(Dataset records)
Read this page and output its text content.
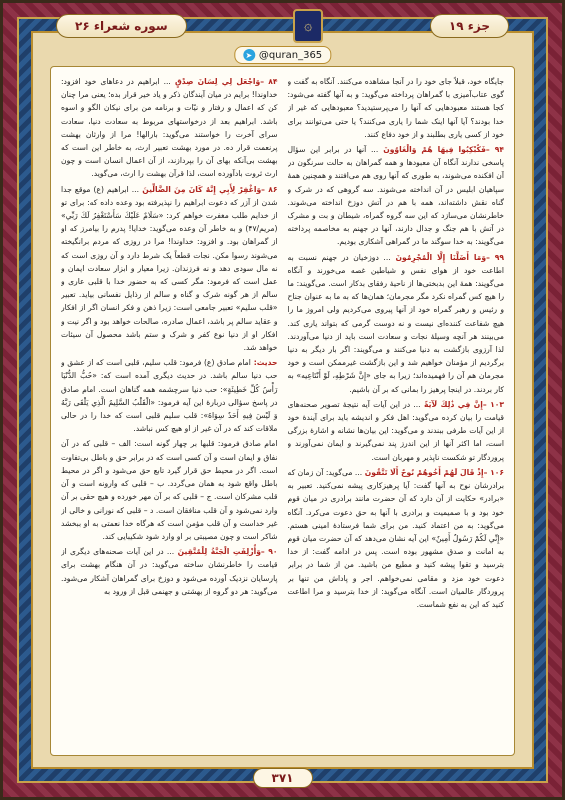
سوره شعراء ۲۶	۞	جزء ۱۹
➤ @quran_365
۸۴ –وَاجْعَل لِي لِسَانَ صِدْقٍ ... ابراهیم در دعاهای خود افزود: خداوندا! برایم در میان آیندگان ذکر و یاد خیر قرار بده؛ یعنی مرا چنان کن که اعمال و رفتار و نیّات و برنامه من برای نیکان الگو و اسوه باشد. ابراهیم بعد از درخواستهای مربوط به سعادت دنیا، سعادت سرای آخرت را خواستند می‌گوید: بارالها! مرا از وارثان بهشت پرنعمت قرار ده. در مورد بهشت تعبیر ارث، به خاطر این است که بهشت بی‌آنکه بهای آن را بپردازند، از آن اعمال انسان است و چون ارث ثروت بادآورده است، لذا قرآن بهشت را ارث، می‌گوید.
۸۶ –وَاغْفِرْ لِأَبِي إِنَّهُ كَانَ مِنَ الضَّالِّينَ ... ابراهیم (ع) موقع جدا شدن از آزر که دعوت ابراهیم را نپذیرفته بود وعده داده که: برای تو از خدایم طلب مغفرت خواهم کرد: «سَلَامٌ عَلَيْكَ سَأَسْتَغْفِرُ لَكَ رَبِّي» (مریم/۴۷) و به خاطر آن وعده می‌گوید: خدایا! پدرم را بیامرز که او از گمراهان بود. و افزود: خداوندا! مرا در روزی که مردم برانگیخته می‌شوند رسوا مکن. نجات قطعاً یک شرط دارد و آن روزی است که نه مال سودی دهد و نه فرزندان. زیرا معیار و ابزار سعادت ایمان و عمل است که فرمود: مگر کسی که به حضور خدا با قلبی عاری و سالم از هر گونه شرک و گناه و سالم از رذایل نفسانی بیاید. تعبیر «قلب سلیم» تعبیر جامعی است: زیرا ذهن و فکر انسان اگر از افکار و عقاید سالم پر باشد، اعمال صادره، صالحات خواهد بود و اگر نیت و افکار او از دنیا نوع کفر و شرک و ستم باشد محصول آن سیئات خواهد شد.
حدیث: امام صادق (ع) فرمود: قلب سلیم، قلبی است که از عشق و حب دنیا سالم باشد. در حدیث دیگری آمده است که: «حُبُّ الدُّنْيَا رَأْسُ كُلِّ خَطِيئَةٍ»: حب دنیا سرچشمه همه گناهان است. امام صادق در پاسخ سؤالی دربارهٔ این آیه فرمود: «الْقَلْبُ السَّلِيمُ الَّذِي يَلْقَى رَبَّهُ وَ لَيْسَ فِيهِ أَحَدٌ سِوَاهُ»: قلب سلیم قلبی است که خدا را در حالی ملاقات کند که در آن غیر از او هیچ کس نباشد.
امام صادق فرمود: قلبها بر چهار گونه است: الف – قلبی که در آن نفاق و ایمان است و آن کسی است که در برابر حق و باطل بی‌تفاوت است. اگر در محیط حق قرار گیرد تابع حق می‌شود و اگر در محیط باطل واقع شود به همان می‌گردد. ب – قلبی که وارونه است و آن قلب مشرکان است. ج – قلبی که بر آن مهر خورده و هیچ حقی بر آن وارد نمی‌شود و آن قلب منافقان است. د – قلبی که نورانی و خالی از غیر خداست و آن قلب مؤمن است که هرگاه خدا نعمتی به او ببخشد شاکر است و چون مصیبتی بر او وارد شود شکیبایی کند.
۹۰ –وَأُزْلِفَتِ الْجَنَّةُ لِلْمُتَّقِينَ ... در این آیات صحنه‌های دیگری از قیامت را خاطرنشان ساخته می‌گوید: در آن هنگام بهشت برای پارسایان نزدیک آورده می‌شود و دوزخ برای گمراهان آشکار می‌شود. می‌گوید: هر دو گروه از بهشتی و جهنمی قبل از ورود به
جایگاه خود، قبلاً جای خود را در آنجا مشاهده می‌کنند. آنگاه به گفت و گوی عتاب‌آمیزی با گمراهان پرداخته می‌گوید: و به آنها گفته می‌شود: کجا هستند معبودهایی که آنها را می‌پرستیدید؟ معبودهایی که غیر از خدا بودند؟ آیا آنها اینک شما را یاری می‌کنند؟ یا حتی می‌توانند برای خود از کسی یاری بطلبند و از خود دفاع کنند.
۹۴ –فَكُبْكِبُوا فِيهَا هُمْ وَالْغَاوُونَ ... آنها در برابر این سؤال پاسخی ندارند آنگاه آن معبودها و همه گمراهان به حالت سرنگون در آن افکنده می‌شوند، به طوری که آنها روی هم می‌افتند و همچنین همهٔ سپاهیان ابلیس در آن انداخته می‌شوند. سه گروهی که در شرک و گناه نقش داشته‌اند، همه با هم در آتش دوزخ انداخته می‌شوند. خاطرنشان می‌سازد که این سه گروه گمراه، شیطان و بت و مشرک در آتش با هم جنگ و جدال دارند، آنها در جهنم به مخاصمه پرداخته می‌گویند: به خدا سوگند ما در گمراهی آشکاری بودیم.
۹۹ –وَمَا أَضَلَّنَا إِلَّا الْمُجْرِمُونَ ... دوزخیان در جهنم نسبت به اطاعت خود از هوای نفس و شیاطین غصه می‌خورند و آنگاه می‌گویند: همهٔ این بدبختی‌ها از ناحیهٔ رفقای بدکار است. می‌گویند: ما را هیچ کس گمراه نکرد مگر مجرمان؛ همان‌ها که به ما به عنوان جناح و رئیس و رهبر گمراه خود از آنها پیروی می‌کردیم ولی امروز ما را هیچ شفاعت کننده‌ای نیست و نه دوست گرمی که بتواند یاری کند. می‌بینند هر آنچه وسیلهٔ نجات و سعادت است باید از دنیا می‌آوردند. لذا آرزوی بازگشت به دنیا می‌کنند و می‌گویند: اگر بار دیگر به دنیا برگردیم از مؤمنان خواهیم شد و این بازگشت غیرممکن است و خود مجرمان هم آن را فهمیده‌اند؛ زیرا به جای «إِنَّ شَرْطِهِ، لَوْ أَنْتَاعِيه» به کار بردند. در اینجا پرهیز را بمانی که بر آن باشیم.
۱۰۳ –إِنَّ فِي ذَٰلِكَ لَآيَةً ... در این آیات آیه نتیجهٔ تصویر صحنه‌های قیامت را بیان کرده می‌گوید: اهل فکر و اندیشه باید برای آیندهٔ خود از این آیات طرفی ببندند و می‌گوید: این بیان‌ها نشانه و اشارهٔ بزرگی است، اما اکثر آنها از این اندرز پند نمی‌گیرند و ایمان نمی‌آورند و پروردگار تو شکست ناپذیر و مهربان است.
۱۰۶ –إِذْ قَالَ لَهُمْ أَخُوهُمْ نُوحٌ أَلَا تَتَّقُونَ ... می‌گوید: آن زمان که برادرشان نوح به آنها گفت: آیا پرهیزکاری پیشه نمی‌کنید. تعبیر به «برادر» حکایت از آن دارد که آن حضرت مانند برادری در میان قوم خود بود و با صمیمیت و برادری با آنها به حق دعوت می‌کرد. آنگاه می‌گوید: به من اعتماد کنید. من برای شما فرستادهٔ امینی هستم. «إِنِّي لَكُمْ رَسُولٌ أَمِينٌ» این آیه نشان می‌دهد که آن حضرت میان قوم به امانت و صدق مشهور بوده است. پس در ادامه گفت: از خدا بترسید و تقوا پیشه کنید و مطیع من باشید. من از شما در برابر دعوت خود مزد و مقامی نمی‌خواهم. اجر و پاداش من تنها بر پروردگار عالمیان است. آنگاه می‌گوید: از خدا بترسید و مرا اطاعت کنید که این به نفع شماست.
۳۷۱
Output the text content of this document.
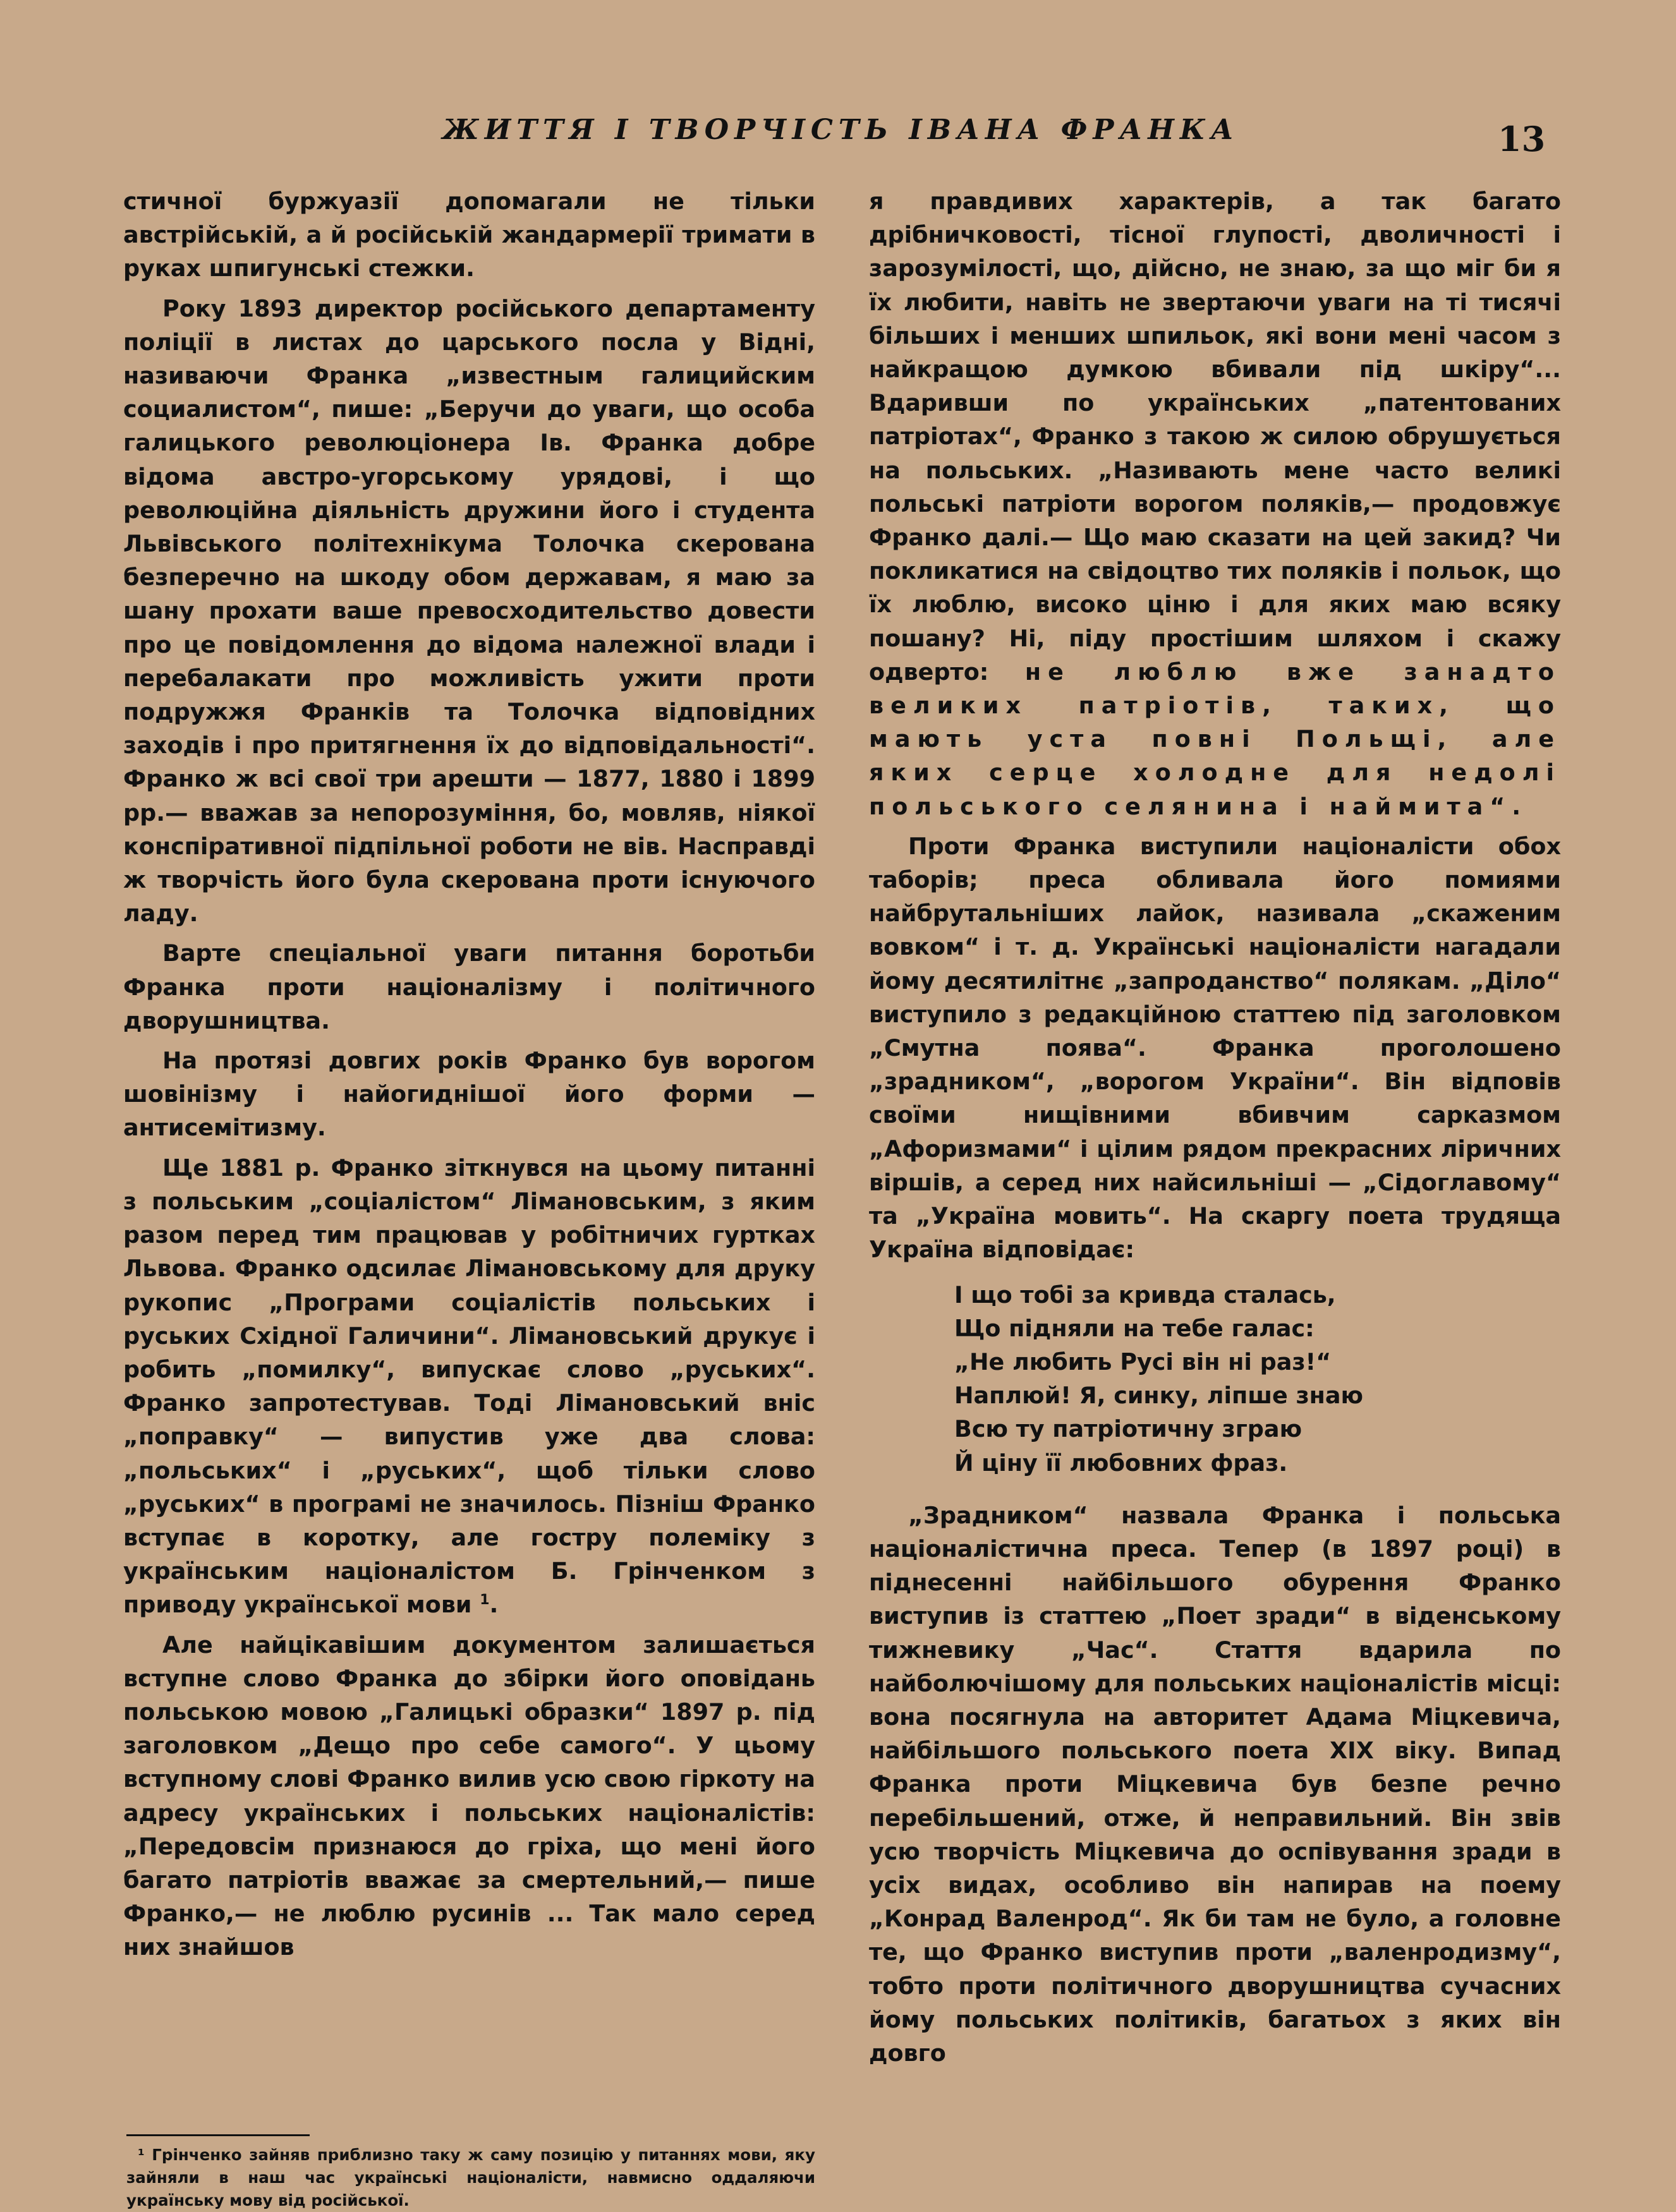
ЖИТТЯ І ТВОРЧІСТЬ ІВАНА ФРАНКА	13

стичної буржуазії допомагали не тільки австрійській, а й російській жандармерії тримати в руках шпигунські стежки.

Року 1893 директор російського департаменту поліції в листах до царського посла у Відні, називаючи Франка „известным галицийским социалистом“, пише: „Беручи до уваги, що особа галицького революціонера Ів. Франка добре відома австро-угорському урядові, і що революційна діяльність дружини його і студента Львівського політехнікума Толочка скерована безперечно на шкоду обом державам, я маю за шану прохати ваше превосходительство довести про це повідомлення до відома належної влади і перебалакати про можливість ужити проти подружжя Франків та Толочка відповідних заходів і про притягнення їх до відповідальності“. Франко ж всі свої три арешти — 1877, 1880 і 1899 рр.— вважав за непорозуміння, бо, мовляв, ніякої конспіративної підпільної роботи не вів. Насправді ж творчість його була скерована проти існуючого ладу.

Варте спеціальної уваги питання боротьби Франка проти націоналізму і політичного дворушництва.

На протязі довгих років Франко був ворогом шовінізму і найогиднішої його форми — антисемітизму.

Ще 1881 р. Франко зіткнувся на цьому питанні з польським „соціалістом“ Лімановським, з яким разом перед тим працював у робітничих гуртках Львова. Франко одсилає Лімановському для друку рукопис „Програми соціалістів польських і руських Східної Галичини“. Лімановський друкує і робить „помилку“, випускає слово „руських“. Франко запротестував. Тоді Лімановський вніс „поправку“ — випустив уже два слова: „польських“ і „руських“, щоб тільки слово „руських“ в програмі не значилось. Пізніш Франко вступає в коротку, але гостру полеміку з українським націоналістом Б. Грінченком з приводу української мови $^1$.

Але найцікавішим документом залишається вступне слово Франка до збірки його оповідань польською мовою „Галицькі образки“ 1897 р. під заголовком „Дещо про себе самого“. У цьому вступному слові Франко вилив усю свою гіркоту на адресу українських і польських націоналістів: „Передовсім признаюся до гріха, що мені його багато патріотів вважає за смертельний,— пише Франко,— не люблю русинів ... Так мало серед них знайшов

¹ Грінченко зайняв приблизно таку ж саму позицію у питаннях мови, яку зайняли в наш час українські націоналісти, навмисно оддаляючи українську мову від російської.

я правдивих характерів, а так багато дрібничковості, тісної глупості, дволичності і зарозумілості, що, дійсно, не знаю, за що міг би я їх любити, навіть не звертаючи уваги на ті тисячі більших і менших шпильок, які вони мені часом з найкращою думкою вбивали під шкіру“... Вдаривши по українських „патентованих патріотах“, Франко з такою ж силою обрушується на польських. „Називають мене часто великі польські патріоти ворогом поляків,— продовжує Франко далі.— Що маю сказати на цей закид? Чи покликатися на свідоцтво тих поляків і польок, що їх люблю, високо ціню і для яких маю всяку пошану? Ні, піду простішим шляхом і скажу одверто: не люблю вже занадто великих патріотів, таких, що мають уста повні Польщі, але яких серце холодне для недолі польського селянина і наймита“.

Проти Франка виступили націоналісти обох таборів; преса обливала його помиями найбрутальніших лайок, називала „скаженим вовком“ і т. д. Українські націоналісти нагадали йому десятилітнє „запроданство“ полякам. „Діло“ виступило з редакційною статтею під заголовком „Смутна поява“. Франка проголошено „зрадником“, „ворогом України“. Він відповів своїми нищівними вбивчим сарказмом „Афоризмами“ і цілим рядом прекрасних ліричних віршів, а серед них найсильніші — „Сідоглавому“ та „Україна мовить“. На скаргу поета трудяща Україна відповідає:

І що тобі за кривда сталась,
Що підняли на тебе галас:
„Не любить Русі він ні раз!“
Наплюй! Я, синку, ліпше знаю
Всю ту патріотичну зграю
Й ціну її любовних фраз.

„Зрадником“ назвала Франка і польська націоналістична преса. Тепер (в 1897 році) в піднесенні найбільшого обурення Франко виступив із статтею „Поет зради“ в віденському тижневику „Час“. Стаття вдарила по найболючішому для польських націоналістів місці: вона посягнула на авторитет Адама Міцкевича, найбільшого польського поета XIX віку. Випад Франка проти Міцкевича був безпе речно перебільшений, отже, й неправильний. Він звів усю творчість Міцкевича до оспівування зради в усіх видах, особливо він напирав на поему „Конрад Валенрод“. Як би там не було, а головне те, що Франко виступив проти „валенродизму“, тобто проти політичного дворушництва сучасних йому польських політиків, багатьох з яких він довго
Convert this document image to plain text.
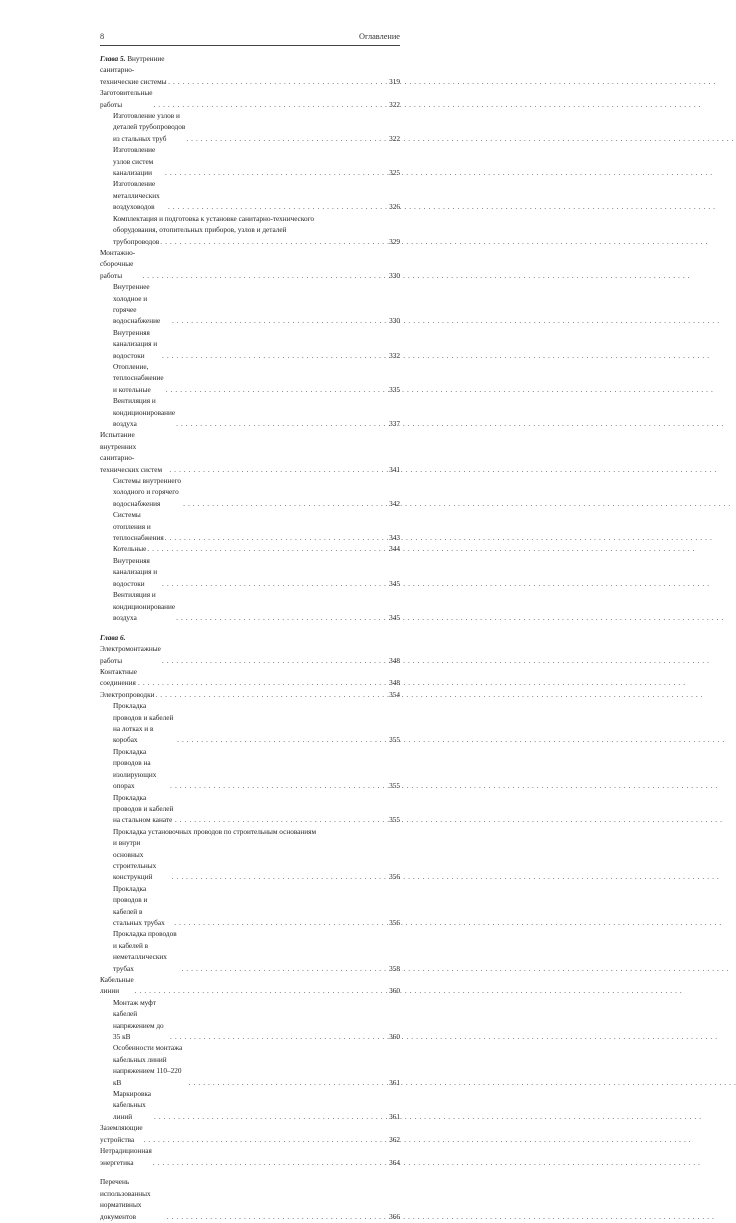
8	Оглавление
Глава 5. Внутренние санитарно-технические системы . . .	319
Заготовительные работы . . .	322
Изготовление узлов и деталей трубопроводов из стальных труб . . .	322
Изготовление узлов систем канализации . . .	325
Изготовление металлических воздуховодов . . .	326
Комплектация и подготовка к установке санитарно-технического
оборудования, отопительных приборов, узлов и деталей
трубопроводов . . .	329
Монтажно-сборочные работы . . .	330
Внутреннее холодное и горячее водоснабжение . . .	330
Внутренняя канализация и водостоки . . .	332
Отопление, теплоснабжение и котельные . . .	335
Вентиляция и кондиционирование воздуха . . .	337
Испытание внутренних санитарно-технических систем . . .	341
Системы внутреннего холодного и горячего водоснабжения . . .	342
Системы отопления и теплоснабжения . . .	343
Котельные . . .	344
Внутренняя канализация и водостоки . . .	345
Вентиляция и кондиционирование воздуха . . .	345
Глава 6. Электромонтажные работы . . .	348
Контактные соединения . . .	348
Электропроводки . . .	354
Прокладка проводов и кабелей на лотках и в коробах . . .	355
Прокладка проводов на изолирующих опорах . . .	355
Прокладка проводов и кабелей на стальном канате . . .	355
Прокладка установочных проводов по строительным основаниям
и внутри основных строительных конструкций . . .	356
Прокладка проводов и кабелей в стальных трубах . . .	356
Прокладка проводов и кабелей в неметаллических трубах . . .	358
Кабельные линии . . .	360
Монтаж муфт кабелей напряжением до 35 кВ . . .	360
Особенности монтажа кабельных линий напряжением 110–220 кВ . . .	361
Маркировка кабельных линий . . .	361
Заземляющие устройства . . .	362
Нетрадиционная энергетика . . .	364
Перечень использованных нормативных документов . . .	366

• [Task prompt]:
Copy only the lines running from the one that holds "Convert this document image to plain text." through the last line of the data, and include both of those lines. Do not copy any pictures.

• [Finished answer]:
Convert this document image to plain text.
8	Оглавление
Глава 5. Внутренние санитарно-технические системы . . .	319
Заготовительные работы . . .	322
Изготовление узлов и деталей трубопроводов из стальных труб . . .	322
Изготовление узлов систем канализации . . .	325
Изготовление металлических воздуховодов . . .	326
Комплектация и подготовка к установке санитарно-технического
оборудования, отопительных приборов, узлов и деталей
трубопроводов . . .	329
Монтажно-сборочные работы . . .	330
Внутреннее холодное и горячее водоснабжение . . .	330
Внутренняя канализация и водостоки . . .	332
Отопление, теплоснабжение и котельные . . .	335
Вентиляция и кондиционирование воздуха . . .	337
Испытание внутренних санитарно-технических систем . . .	341
Системы внутреннего холодного и горячего водоснабжения . . .	342
Системы отопления и теплоснабжения . . .	343
Котельные . . .	344
Внутренняя канализация и водостоки . . .	345
Вентиляция и кондиционирование воздуха . . .	345
Глава 6. Электромонтажные работы . . .	348
Контактные соединения . . .	348
Электропроводки . . .	354
Прокладка проводов и кабелей на лотках и в коробах . . .	355
Прокладка проводов на изолирующих опорах . . .	355
Прокладка проводов и кабелей на стальном канате . . .	355
Прокладка установочных проводов по строительным основаниям
и внутри основных строительных конструкций . . .	356
Прокладка проводов и кабелей в стальных трубах . . .	356
Прокладка проводов и кабелей в неметаллических трубах . . .	358
Кабельные линии . . .	360
Монтаж муфт кабелей напряжением до 35 кВ . . .	360
Особенности монтажа кабельных линий напряжением 110–220 кВ . . .	361
Маркировка кабельных линий . . .	361
Заземляющие устройства . . .	362
Нетрадиционная энергетика . . .	364
Перечень использованных нормативных документов . . .	366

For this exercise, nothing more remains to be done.